**Problem:**
Copy out all lines in the data below containing the string "Purchase".

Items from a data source
◆ ◆ ◆ ◆

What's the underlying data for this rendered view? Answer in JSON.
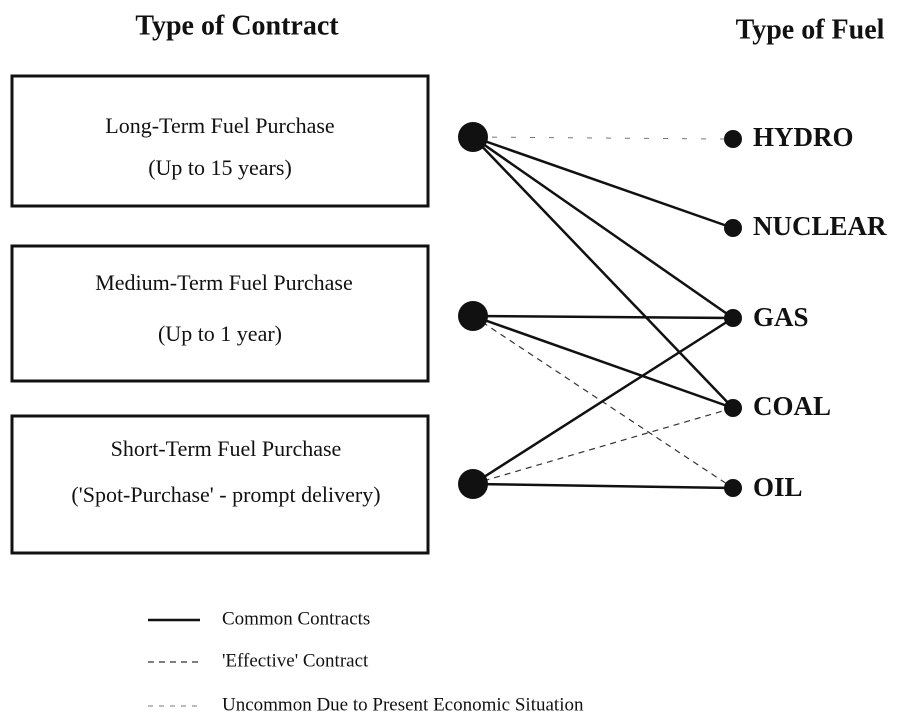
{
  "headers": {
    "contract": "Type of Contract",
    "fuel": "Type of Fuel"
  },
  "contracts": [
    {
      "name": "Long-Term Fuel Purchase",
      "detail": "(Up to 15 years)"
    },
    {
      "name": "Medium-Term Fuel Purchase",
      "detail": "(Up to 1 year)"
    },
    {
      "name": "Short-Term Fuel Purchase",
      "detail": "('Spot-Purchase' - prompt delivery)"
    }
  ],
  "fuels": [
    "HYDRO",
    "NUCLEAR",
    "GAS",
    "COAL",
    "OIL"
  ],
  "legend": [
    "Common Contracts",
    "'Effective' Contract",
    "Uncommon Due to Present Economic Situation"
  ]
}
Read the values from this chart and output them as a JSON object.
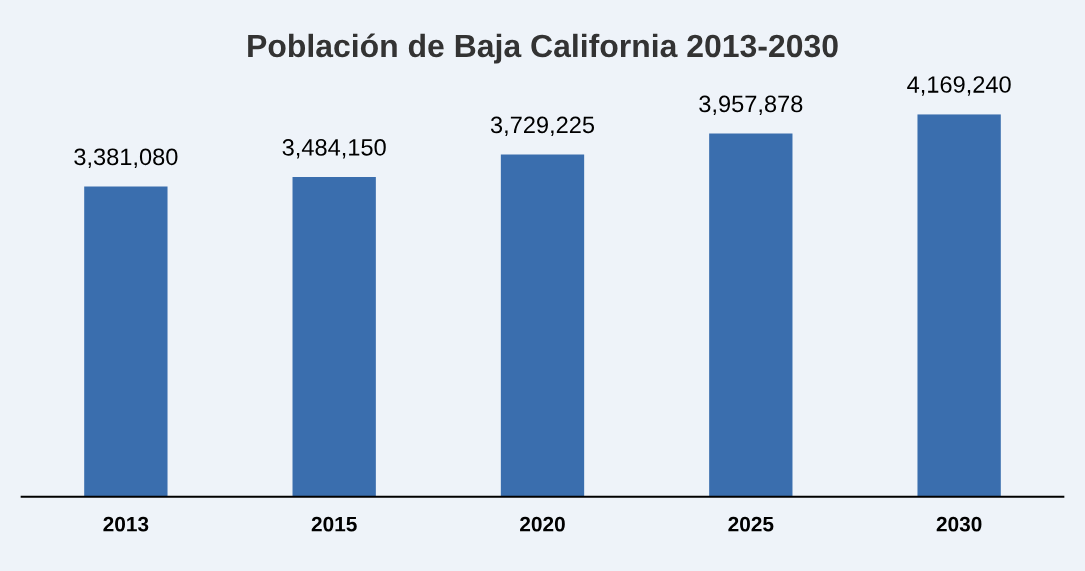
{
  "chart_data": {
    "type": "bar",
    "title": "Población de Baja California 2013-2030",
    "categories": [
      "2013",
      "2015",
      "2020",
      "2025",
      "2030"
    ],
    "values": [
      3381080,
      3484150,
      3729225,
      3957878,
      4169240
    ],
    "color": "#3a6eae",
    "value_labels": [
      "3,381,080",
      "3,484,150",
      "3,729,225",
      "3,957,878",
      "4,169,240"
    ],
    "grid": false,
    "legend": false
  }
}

◆ ◆ ◆ ◆

**Final answer:**
      "name": "Long-Term Fuel Purchase",
      "name": "Medium-Term Fuel Purchase",
      "name": "Short-Term Fuel Purchase",
      "detail": "('Spot-Purchase' - prompt delivery)"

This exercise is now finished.